Stated problem
Tally every line featuring "node", then give that tally alone.
=====
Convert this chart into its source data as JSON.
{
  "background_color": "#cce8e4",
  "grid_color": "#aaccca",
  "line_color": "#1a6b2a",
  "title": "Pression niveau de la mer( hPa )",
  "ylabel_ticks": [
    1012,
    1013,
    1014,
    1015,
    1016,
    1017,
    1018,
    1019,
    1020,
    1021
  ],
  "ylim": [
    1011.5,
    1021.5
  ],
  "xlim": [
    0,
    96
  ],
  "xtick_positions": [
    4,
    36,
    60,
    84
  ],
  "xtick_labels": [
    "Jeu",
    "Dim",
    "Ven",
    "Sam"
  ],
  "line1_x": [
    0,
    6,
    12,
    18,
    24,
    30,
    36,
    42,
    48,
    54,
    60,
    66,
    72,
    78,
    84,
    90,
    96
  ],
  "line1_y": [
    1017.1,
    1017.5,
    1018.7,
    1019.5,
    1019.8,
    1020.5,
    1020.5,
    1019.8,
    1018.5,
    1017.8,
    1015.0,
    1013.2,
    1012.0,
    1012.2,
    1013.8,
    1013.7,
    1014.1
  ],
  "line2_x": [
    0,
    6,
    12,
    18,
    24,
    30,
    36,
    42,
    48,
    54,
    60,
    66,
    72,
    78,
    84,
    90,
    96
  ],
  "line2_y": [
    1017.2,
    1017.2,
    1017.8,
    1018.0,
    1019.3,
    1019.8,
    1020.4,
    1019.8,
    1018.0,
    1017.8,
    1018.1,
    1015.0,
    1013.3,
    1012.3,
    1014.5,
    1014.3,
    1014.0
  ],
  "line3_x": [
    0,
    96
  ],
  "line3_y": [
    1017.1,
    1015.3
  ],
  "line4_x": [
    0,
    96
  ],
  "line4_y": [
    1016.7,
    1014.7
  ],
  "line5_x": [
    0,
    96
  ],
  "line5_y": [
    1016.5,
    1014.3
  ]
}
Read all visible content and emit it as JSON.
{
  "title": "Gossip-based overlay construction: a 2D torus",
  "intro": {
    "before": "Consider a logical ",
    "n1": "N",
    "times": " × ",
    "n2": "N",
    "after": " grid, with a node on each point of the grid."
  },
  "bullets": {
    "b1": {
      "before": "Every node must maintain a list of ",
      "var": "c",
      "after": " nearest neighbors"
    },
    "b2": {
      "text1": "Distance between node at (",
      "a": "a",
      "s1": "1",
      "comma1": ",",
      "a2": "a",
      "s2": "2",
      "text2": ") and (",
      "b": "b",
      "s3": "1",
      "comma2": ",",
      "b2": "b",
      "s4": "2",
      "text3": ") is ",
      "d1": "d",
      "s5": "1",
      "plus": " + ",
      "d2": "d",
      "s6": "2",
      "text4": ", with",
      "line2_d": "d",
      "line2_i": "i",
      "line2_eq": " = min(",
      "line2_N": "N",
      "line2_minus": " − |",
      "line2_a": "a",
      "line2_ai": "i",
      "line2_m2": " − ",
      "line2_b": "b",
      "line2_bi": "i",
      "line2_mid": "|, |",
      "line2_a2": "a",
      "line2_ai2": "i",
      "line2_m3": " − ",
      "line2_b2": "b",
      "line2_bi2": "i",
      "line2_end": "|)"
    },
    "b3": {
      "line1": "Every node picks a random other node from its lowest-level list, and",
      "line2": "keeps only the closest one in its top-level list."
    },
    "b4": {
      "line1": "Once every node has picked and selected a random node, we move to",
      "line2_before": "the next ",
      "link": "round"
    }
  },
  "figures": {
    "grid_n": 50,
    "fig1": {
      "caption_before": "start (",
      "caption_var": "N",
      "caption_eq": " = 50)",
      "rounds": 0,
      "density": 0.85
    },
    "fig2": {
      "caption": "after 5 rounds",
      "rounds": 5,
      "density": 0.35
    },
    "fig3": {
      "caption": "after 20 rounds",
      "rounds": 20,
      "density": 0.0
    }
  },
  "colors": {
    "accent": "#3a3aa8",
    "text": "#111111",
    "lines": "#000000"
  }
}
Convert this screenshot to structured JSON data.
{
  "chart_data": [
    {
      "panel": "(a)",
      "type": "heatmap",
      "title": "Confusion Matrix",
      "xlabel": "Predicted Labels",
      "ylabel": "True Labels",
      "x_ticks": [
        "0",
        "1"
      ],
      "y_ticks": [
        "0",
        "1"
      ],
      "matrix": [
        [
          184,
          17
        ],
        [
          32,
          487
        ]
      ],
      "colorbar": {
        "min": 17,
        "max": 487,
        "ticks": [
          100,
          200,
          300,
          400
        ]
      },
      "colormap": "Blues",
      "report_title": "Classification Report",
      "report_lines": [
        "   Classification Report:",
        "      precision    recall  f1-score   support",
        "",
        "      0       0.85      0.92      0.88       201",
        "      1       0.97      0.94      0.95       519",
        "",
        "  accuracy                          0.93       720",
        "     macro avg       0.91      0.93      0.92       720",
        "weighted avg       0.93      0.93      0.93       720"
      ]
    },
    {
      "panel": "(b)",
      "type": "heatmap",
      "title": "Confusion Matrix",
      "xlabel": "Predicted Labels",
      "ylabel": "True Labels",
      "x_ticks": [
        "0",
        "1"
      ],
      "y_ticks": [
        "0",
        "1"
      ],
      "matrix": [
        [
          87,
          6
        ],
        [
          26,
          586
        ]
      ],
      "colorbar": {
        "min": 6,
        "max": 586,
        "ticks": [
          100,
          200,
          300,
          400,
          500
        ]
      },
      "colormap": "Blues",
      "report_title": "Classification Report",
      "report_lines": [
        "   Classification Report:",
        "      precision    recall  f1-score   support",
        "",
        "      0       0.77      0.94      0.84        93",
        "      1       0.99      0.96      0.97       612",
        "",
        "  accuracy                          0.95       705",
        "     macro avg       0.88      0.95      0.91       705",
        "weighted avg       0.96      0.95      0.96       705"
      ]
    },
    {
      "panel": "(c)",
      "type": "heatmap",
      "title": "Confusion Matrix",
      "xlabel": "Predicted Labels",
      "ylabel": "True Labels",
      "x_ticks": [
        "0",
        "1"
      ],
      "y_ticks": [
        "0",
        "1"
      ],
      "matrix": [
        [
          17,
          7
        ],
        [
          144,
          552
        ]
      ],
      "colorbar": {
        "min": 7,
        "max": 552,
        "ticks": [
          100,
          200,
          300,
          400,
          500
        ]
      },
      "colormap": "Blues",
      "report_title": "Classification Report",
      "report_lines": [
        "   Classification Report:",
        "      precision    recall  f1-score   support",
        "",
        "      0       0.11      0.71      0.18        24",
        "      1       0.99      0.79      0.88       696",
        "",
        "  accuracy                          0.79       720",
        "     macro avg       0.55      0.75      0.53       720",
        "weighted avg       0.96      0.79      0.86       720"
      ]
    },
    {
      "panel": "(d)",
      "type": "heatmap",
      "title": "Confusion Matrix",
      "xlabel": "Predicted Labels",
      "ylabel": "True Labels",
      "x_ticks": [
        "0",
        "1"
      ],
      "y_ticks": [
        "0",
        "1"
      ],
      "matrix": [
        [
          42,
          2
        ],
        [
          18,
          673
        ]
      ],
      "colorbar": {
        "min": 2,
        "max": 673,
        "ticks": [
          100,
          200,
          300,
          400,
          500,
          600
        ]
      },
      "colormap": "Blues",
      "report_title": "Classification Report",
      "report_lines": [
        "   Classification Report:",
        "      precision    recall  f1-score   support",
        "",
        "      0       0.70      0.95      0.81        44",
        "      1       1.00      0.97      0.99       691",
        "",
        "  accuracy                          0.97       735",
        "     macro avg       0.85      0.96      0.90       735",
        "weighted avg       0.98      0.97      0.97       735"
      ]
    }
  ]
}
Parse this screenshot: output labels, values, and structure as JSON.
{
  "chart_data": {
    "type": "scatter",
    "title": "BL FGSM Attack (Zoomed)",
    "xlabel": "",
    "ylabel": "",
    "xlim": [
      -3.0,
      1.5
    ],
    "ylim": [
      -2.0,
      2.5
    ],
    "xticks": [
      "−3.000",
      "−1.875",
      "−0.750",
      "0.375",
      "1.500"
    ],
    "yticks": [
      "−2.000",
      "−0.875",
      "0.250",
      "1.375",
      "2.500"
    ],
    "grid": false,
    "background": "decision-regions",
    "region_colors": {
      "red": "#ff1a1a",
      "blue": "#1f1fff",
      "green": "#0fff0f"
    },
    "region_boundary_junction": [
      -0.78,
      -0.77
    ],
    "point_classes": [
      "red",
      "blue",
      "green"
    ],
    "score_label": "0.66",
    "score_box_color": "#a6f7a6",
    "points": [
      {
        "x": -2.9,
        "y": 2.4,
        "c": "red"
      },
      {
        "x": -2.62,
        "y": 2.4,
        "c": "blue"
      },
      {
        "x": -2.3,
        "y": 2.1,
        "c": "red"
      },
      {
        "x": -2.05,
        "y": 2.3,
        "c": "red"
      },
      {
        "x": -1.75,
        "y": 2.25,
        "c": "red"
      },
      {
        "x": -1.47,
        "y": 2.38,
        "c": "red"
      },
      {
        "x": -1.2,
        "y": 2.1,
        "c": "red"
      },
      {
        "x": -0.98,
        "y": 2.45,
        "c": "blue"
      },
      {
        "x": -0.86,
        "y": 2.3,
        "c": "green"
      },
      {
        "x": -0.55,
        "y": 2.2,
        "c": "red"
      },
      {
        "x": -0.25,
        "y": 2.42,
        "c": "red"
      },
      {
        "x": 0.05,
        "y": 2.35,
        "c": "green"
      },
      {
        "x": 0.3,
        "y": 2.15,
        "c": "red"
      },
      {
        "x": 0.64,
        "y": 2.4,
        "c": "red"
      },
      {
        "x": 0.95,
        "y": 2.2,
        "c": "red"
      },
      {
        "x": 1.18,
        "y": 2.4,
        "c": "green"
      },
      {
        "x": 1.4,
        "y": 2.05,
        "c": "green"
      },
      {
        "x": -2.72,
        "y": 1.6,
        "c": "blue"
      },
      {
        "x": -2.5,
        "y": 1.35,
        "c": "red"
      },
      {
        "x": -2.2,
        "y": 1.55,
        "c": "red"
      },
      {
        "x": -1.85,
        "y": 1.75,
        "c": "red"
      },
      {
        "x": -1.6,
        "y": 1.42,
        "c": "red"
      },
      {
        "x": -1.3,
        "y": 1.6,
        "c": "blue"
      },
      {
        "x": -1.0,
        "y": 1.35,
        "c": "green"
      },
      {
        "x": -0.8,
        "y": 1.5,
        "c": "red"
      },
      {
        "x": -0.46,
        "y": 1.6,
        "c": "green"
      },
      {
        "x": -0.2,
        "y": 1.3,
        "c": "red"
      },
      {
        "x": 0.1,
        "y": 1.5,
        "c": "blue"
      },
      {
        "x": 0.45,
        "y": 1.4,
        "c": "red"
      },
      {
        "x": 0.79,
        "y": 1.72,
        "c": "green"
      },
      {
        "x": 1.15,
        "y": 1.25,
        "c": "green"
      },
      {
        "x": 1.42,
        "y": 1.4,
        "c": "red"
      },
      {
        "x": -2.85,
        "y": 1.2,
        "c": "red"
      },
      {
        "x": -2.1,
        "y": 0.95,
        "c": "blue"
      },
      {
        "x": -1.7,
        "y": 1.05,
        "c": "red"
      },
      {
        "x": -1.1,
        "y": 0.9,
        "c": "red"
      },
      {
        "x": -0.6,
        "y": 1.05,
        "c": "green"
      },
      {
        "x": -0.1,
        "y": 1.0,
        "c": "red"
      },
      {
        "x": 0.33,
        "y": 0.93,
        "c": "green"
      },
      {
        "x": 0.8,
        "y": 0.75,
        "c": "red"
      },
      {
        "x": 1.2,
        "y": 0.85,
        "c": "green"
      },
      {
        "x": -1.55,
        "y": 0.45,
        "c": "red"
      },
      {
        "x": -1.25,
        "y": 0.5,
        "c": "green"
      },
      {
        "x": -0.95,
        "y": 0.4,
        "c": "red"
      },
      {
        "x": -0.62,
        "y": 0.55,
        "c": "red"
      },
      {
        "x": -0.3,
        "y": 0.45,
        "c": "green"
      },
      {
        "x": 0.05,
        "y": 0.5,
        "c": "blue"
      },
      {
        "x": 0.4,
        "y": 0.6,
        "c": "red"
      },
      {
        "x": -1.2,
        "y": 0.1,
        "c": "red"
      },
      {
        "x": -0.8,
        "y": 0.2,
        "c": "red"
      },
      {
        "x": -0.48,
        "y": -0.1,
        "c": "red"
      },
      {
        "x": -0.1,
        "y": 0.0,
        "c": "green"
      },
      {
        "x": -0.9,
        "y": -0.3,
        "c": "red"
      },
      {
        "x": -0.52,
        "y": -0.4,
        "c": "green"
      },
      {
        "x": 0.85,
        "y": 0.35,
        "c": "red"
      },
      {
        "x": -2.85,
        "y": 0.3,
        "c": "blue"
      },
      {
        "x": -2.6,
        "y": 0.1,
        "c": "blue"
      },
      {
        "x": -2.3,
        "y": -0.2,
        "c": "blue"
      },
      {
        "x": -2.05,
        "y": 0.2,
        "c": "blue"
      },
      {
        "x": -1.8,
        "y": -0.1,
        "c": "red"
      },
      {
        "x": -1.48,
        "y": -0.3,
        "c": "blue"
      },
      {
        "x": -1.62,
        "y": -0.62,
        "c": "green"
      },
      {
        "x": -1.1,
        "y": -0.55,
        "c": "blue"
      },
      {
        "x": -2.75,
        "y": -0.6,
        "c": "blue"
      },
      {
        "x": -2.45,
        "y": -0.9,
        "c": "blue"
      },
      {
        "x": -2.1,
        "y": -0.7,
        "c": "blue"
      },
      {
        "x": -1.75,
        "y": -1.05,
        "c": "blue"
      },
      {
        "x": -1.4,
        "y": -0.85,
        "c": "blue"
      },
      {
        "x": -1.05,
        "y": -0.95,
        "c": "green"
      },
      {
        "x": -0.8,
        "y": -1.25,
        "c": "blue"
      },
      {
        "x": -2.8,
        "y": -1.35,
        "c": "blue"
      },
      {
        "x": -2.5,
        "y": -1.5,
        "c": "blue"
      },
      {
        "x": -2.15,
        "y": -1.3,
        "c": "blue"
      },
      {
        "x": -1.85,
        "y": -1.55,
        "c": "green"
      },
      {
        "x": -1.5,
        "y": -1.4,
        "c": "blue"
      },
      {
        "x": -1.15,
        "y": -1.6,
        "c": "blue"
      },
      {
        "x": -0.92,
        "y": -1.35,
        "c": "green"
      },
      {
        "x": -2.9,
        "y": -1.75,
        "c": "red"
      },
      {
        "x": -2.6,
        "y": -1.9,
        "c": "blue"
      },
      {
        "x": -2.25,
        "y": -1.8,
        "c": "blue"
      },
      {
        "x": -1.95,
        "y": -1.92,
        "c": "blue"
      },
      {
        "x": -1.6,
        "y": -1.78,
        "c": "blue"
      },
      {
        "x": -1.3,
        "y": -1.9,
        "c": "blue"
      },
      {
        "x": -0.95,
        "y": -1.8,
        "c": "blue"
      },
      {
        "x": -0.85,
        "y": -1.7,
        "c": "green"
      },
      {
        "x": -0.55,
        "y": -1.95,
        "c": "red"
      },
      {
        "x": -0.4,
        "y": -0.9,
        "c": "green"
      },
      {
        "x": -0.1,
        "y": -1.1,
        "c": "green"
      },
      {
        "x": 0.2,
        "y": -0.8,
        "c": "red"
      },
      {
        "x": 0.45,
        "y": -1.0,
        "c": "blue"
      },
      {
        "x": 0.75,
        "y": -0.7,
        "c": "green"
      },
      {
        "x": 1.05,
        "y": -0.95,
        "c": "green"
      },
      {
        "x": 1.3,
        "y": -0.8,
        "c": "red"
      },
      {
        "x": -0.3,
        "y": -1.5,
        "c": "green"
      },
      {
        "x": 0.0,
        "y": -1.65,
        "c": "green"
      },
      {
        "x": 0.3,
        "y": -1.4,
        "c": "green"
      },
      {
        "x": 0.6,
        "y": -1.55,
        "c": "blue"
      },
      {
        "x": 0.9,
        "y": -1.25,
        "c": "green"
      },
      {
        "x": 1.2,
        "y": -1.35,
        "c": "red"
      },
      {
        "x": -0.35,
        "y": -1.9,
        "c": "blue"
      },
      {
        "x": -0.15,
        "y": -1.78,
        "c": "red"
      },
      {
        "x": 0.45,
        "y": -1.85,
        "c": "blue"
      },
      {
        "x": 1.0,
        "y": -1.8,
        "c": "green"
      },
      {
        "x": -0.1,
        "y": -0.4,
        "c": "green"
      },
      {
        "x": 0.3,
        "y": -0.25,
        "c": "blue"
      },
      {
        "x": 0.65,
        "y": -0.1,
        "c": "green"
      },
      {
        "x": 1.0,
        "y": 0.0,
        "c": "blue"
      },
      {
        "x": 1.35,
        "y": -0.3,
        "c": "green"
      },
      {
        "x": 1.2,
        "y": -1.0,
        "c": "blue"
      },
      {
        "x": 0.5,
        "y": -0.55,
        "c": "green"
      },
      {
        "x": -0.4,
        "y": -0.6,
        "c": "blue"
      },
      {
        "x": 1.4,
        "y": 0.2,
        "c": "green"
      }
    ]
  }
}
=====
The answer
5